WHAT IS NEEDED -
Go through each line of the records below and count those with the word "this". Give only the count.

DATA PROVIDED -
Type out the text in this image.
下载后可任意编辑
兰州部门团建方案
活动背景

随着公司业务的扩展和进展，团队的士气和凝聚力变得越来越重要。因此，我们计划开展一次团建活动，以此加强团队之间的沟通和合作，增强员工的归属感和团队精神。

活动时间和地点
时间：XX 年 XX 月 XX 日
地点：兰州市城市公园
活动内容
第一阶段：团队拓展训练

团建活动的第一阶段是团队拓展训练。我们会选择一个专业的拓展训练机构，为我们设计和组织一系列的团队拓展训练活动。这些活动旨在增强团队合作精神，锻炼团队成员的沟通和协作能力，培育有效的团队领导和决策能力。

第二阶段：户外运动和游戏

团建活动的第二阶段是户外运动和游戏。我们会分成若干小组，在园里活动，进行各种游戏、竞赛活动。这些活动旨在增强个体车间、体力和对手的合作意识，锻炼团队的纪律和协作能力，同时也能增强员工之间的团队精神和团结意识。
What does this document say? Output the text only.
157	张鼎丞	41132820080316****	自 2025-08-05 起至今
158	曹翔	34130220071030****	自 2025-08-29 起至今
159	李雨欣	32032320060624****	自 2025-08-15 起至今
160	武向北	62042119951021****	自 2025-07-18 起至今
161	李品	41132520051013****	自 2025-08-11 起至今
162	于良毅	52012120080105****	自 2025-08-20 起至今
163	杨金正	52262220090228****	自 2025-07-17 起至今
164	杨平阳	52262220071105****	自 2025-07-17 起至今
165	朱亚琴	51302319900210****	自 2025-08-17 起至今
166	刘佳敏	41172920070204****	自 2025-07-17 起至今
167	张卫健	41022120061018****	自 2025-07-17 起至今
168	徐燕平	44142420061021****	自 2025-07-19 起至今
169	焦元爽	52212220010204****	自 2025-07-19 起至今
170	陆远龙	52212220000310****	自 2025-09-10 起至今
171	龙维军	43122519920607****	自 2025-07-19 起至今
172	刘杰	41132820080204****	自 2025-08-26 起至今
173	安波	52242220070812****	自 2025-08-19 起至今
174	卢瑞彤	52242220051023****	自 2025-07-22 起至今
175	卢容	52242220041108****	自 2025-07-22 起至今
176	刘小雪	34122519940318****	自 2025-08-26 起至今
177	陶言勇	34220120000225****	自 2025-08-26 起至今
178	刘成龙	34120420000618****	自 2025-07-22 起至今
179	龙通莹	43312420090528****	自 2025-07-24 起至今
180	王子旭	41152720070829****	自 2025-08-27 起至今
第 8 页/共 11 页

COMPLETE ANSWER -
2